EXERCISE TASK =>
Copy out the lines that include the word "this".

DATA SUPPLIED =>
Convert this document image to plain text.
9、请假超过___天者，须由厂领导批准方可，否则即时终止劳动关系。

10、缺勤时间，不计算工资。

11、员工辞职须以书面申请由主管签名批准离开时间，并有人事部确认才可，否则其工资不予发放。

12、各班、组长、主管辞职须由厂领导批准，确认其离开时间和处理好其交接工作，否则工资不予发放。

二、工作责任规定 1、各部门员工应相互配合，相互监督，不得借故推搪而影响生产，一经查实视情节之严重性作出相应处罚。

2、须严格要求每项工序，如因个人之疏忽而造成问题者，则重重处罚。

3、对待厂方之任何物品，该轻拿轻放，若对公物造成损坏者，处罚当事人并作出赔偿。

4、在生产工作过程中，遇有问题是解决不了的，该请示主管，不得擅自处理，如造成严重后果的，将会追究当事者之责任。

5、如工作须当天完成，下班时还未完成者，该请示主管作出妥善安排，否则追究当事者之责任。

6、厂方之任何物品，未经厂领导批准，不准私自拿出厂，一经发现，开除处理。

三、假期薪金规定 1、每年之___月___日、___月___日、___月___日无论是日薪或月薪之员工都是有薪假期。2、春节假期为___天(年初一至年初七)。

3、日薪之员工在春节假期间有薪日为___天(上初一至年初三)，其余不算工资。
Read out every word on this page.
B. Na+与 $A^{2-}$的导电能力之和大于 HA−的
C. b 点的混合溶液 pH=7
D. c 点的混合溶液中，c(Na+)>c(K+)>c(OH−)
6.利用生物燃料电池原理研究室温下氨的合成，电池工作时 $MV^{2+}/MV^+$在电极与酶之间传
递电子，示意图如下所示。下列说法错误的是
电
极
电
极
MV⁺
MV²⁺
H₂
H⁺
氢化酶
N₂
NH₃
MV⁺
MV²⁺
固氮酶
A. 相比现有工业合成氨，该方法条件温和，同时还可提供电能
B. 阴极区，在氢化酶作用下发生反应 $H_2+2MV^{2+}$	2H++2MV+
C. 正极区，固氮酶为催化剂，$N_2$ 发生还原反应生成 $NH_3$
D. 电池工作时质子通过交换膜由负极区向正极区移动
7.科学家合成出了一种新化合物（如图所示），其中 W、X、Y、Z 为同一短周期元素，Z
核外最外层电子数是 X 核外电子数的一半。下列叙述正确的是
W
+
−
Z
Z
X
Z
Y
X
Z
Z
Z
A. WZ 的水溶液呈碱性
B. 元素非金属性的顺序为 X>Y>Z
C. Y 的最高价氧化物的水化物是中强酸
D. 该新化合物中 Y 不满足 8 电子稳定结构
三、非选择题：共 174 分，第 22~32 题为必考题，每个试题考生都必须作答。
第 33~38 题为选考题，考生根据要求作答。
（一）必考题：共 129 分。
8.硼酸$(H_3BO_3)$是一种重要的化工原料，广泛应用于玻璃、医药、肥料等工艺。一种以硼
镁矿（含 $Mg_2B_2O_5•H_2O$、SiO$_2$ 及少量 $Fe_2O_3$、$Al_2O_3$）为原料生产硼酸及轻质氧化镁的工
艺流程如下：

PROBLEM SOLUTION =>
Convert this document image to plain text.
Read out every word on this page.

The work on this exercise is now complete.